> [What you have to do] Below is a set of records. Repeat all of them exactly.

%%

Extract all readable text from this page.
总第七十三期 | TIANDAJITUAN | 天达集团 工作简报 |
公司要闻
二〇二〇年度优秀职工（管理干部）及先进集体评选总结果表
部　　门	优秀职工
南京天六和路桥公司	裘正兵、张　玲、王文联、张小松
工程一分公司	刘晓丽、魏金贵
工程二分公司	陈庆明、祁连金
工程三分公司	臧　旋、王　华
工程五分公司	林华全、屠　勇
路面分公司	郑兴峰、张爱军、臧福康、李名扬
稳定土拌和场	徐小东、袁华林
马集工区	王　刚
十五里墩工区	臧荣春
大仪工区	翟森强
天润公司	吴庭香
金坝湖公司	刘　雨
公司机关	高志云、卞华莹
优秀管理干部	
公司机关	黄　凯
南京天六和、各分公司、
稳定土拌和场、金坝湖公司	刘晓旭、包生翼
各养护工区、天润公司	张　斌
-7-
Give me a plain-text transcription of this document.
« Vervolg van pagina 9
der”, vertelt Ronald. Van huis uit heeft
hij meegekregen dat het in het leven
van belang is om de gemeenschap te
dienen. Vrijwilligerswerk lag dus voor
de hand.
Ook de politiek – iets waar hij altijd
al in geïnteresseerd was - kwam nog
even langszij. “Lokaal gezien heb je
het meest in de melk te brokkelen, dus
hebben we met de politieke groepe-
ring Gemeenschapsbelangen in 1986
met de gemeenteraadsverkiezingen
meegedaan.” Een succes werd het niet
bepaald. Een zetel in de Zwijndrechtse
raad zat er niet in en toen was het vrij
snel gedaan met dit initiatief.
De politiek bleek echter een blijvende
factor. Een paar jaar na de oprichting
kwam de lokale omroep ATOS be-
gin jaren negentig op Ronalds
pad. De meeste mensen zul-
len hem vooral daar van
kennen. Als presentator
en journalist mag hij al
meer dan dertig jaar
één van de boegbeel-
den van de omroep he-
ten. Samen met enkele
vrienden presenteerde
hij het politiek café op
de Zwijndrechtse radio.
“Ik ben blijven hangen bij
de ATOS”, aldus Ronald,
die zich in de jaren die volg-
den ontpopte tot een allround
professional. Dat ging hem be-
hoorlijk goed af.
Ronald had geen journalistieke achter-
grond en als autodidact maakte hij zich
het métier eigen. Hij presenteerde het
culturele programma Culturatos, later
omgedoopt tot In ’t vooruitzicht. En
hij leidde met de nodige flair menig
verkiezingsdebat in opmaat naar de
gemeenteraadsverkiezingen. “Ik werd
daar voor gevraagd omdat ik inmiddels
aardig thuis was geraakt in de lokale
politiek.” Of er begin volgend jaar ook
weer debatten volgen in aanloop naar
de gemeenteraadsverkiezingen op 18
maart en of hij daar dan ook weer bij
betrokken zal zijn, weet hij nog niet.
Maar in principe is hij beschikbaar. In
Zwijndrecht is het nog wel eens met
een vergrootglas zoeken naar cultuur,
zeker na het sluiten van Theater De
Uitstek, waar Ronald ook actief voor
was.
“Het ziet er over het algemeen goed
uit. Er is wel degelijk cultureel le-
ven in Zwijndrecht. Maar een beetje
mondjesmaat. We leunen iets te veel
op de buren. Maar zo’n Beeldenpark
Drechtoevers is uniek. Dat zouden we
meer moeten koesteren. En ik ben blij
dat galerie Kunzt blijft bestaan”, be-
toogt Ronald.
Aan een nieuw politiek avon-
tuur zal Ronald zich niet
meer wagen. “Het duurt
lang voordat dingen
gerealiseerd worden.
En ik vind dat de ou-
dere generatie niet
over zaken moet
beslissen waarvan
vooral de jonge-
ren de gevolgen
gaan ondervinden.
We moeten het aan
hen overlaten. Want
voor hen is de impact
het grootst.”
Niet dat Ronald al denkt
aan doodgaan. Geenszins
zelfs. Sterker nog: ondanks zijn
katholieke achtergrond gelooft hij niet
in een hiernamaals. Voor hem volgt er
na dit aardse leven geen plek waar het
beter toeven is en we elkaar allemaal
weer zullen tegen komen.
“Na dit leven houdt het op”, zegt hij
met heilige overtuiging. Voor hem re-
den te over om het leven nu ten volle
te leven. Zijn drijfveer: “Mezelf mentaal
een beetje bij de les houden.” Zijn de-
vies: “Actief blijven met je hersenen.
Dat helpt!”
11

%%

> [Correct response]
Extract all readable text from this page.
总第七十三期 | TIANDAJITUAN | 天达集团 工作简报 |
公司要闻
二〇二〇年度优秀职工（管理干部）及先进集体评选总结果表
部　　门	优秀职工
南京天六和路桥公司	裘正兵、张　玲、王文联、张小松
工程一分公司	刘晓丽、魏金贵
工程二分公司	陈庆明、祁连金
工程三分公司	臧　旋、王　华
工程五分公司	林华全、屠　勇
路面分公司	郑兴峰、张爱军、臧福康、李名扬
稳定土拌和场	徐小东、袁华林
马集工区	王　刚
十五里墩工区	臧荣春
大仪工区	翟森强
天润公司	吴庭香
金坝湖公司	刘　雨
公司机关	高志云、卞华莹
优秀管理干部	
公司机关	黄　凯
南京天六和、各分公司、
稳定土拌和场、金坝湖公司	刘晓旭、包生翼
各养护工区、天润公司	张　斌
-7-
Give me a plain-text transcription of this document.
« Vervolg van pagina 9
der”, vertelt Ronald. Van huis uit heeft
hij meegekregen dat het in het leven
van belang is om de gemeenschap te
dienen. Vrijwilligerswerk lag dus voor
de hand.
Ook de politiek – iets waar hij altijd
al in geïnteresseerd was - kwam nog
even langszij. “Lokaal gezien heb je
het meest in de melk te brokkelen, dus
hebben we met de politieke groepe-
ring Gemeenschapsbelangen in 1986
met de gemeenteraadsverkiezingen
meegedaan.” Een succes werd het niet
bepaald. Een zetel in de Zwijndrechtse
raad zat er niet in en toen was het vrij
snel gedaan met dit initiatief.
De politiek bleek echter een blijvende
factor. Een paar jaar na de oprichting
kwam de lokale omroep ATOS be-
gin jaren negentig op Ronalds
pad. De meeste mensen zul-
len hem vooral daar van
kennen. Als presentator
en journalist mag hij al
meer dan dertig jaar
één van de boegbeel-
den van de omroep he-
ten. Samen met enkele
vrienden presenteerde
hij het politiek café op
de Zwijndrechtse radio.
“Ik ben blijven hangen bij
de ATOS”, aldus Ronald,
die zich in de jaren die volg-
den ontpopte tot een allround
professional. Dat ging hem be-
hoorlijk goed af.
Ronald had geen journalistieke achter-
grond en als autodidact maakte hij zich
het métier eigen. Hij presenteerde het
culturele programma Culturatos, later
omgedoopt tot In ’t vooruitzicht. En
hij leidde met de nodige flair menig
verkiezingsdebat in opmaat naar de
gemeenteraadsverkiezingen. “Ik werd
daar voor gevraagd omdat ik inmiddels
aardig thuis was geraakt in de lokale
politiek.” Of er begin volgend jaar ook
weer debatten volgen in aanloop naar
de gemeenteraadsverkiezingen op 18
maart en of hij daar dan ook weer bij
betrokken zal zijn, weet hij nog niet.
Maar in principe is hij beschikbaar. In
Zwijndrecht is het nog wel eens met
een vergrootglas zoeken naar cultuur,
zeker na het sluiten van Theater De
Uitstek, waar Ronald ook actief voor
was.
“Het ziet er over het algemeen goed
uit. Er is wel degelijk cultureel le-
ven in Zwijndrecht. Maar een beetje
mondjesmaat. We leunen iets te veel
op de buren. Maar zo’n Beeldenpark
Drechtoevers is uniek. Dat zouden we
meer moeten koesteren. En ik ben blij
dat galerie Kunzt blijft bestaan”, be-
toogt Ronald.
Aan een nieuw politiek avon-
tuur zal Ronald zich niet
meer wagen. “Het duurt
lang voordat dingen
gerealiseerd worden.
En ik vind dat de ou-
dere generatie niet
over zaken moet
beslissen waarvan
vooral de jonge-
ren de gevolgen
gaan ondervinden.
We moeten het aan
hen overlaten. Want
voor hen is de impact
het grootst.”
Niet dat Ronald al denkt
aan doodgaan. Geenszins
zelfs. Sterker nog: ondanks zijn
katholieke achtergrond gelooft hij niet
in een hiernamaals. Voor hem volgt er
na dit aardse leven geen plek waar het
beter toeven is en we elkaar allemaal
weer zullen tegen komen.
“Na dit leven houdt het op”, zegt hij
met heilige overtuiging. Voor hem re-
den te over om het leven nu ten volle
te leven. Zijn drijfveer: “Mezelf mentaal
een beetje bij de les houden.” Zijn de-
vies: “Actief blijven met je hersenen.
Dat helpt!”
11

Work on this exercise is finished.